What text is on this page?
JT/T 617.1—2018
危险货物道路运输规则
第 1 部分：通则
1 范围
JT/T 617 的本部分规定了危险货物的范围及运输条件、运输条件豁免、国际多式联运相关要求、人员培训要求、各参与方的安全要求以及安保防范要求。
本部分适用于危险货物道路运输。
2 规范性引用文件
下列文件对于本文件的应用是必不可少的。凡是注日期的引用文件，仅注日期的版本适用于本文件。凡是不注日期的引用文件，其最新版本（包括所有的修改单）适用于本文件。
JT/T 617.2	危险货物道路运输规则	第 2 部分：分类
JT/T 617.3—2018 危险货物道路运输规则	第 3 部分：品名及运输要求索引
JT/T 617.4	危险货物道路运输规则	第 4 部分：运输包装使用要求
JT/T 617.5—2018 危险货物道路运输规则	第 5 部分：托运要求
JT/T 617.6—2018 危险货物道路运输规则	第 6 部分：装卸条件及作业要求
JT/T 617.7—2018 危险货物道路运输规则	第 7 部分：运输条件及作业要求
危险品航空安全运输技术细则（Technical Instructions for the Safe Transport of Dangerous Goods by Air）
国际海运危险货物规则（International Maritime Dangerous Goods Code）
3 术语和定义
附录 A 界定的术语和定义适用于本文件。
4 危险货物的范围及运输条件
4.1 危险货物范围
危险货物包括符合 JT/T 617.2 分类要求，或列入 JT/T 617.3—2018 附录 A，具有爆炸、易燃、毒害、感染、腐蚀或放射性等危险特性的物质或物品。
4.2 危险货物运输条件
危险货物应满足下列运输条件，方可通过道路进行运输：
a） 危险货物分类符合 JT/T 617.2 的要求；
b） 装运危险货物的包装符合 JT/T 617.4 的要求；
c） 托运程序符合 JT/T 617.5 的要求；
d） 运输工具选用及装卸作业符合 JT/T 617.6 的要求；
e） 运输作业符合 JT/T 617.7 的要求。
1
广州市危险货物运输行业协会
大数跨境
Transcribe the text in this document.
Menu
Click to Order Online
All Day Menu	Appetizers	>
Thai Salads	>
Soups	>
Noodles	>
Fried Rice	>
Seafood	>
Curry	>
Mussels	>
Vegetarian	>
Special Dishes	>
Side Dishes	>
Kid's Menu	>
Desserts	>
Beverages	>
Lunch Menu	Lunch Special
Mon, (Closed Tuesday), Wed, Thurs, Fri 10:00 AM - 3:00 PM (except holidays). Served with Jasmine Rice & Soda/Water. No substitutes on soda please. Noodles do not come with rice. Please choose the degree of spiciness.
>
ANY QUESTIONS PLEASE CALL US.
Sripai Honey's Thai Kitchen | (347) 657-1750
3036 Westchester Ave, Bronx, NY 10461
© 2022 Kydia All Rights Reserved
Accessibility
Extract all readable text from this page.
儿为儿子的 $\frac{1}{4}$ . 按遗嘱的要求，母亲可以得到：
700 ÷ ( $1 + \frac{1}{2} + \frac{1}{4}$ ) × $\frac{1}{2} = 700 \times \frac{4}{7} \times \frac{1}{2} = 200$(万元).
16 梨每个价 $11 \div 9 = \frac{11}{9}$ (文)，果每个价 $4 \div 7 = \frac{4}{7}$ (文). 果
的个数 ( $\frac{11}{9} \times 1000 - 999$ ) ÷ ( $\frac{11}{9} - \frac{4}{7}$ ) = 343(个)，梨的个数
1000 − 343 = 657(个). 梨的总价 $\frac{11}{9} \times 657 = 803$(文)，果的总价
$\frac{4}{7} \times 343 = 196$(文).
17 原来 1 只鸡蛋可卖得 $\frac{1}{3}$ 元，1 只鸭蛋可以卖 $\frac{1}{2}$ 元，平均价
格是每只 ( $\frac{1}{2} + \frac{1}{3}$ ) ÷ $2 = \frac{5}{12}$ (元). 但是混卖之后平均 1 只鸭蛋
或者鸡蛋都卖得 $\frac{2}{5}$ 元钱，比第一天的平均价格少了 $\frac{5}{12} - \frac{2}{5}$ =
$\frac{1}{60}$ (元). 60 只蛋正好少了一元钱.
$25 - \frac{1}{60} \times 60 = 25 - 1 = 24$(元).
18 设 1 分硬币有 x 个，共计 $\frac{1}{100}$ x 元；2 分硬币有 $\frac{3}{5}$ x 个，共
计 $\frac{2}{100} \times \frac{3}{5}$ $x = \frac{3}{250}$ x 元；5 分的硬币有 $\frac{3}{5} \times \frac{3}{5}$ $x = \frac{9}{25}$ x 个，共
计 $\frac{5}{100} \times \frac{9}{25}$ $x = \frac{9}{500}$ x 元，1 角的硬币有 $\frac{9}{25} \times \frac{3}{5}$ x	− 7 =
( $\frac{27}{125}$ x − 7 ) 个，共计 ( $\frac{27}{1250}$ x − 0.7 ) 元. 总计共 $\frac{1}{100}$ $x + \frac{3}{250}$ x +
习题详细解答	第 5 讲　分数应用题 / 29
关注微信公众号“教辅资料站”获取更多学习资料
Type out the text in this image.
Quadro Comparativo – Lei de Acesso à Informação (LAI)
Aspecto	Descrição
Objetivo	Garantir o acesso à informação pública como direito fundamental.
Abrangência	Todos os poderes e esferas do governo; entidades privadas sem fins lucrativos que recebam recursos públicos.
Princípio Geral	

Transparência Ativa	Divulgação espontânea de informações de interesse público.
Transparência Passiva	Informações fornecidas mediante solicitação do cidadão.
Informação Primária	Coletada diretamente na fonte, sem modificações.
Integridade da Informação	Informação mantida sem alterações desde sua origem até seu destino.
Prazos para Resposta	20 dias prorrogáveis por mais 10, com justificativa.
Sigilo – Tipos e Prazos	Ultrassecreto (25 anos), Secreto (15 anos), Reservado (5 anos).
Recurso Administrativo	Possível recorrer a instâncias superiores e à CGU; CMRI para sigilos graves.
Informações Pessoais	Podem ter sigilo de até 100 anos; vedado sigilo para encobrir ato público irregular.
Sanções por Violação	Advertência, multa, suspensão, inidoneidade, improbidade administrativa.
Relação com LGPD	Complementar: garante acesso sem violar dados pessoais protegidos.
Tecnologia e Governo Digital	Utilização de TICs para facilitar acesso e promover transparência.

·····

Set all of the records down again, exactly as they stand.

- **OUTPUT FOR THIS EXERCISE**:
What text is on this page?
JT/T 617.1—2018
危险货物道路运输规则
第 1 部分：通则
1 范围
JT/T 617 的本部分规定了危险货物的范围及运输条件、运输条件豁免、国际多式联运相关要求、人员培训要求、各参与方的安全要求以及安保防范要求。
本部分适用于危险货物道路运输。
2 规范性引用文件
下列文件对于本文件的应用是必不可少的。凡是注日期的引用文件，仅注日期的版本适用于本文件。凡是不注日期的引用文件，其最新版本（包括所有的修改单）适用于本文件。
JT/T 617.2	危险货物道路运输规则	第 2 部分：分类
JT/T 617.3—2018 危险货物道路运输规则	第 3 部分：品名及运输要求索引
JT/T 617.4	危险货物道路运输规则	第 4 部分：运输包装使用要求
JT/T 617.5—2018 危险货物道路运输规则	第 5 部分：托运要求
JT/T 617.6—2018 危险货物道路运输规则	第 6 部分：装卸条件及作业要求
JT/T 617.7—2018 危险货物道路运输规则	第 7 部分：运输条件及作业要求
危险品航空安全运输技术细则（Technical Instructions for the Safe Transport of Dangerous Goods by Air）
国际海运危险货物规则（International Maritime Dangerous Goods Code）
3 术语和定义
附录 A 界定的术语和定义适用于本文件。
4 危险货物的范围及运输条件
4.1 危险货物范围
危险货物包括符合 JT/T 617.2 分类要求，或列入 JT/T 617.3—2018 附录 A，具有爆炸、易燃、毒害、感染、腐蚀或放射性等危险特性的物质或物品。
4.2 危险货物运输条件
危险货物应满足下列运输条件，方可通过道路进行运输：
a） 危险货物分类符合 JT/T 617.2 的要求；
b） 装运危险货物的包装符合 JT/T 617.4 的要求；
c） 托运程序符合 JT/T 617.5 的要求；
d） 运输工具选用及装卸作业符合 JT/T 617.6 的要求；
e） 运输作业符合 JT/T 617.7 的要求。
1
广州市危险货物运输行业协会
大数跨境
Transcribe the text in this document.
Menu
Click to Order Online
All Day Menu	Appetizers	>
Thai Salads	>
Soups	>
Noodles	>
Fried Rice	>
Seafood	>
Curry	>
Mussels	>
Vegetarian	>
Special Dishes	>
Side Dishes	>
Kid's Menu	>
Desserts	>
Beverages	>
Lunch Menu	Lunch Special
Mon, (Closed Tuesday), Wed, Thurs, Fri 10:00 AM - 3:00 PM (except holidays). Served with Jasmine Rice & Soda/Water. No substitutes on soda please. Noodles do not come with rice. Please choose the degree of spiciness.
>
ANY QUESTIONS PLEASE CALL US.
Sripai Honey's Thai Kitchen | (347) 657-1750
3036 Westchester Ave, Bronx, NY 10461
© 2022 Kydia All Rights Reserved
Accessibility
Extract all readable text from this page.
儿为儿子的 $\frac{1}{4}$ . 按遗嘱的要求，母亲可以得到：
700 ÷ ( $1 + \frac{1}{2} + \frac{1}{4}$ ) × $\frac{1}{2} = 700 \times \frac{4}{7} \times \frac{1}{2} = 200$(万元).
16 梨每个价 $11 \div 9 = \frac{11}{9}$ (文)，果每个价 $4 \div 7 = \frac{4}{7}$ (文). 果
的个数 ( $\frac{11}{9} \times 1000 - 999$ ) ÷ ( $\frac{11}{9} - \frac{4}{7}$ ) = 343(个)，梨的个数
1000 − 343 = 657(个). 梨的总价 $\frac{11}{9} \times 657 = 803$(文)，果的总价
$\frac{4}{7} \times 343 = 196$(文).
17 原来 1 只鸡蛋可卖得 $\frac{1}{3}$ 元，1 只鸭蛋可以卖 $\frac{1}{2}$ 元，平均价
格是每只 ( $\frac{1}{2} + \frac{1}{3}$ ) ÷ $2 = \frac{5}{12}$ (元). 但是混卖之后平均 1 只鸭蛋
或者鸡蛋都卖得 $\frac{2}{5}$ 元钱，比第一天的平均价格少了 $\frac{5}{12} - \frac{2}{5}$ =
$\frac{1}{60}$ (元). 60 只蛋正好少了一元钱.
$25 - \frac{1}{60} \times 60 = 25 - 1 = 24$(元).
18 设 1 分硬币有 x 个，共计 $\frac{1}{100}$ x 元；2 分硬币有 $\frac{3}{5}$ x 个，共
计 $\frac{2}{100} \times \frac{3}{5}$ $x = \frac{3}{250}$ x 元；5 分的硬币有 $\frac{3}{5} \times \frac{3}{5}$ $x = \frac{9}{25}$ x 个，共
计 $\frac{5}{100} \times \frac{9}{25}$ $x = \frac{9}{500}$ x 元，1 角的硬币有 $\frac{9}{25} \times \frac{3}{5}$ x	− 7 =
( $\frac{27}{125}$ x − 7 ) 个，共计 ( $\frac{27}{1250}$ x − 0.7 ) 元. 总计共 $\frac{1}{100}$ $x + \frac{3}{250}$ x +
习题详细解答	第 5 讲　分数应用题 / 29
关注微信公众号“教辅资料站”获取更多学习资料
Type out the text in this image.
Quadro Comparativo – Lei de Acesso à Informação (LAI)
Aspecto	Descrição
Objetivo	Garantir o acesso à informação pública como direito fundamental.
Abrangência	Todos os poderes e esferas do governo; entidades privadas sem fins lucrativos que recebam recursos públicos.
Princípio Geral	

Transparência Ativa	Divulgação espontânea de informações de interesse público.
Transparência Passiva	Informações fornecidas mediante solicitação do cidadão.
Informação Primária	Coletada diretamente na fonte, sem modificações.
Integridade da Informação	Informação mantida sem alterações desde sua origem até seu destino.
Prazos para Resposta	20 dias prorrogáveis por mais 10, com justificativa.
Sigilo – Tipos e Prazos	Ultrassecreto (25 anos), Secreto (15 anos), Reservado (5 anos).
Recurso Administrativo	Possível recorrer a instâncias superiores e à CGU; CMRI para sigilos graves.
Informações Pessoais	Podem ter sigilo de até 100 anos; vedado sigilo para encobrir ato público irregular.
Sanções por Violação	Advertência, multa, suspensão, inidoneidade, improbidade administrativa.
Relação com LGPD	Complementar: garante acesso sem violar dados pessoais protegidos.
Tecnologia e Governo Digital	Utilização de TICs para facilitar acesso e promover transparência.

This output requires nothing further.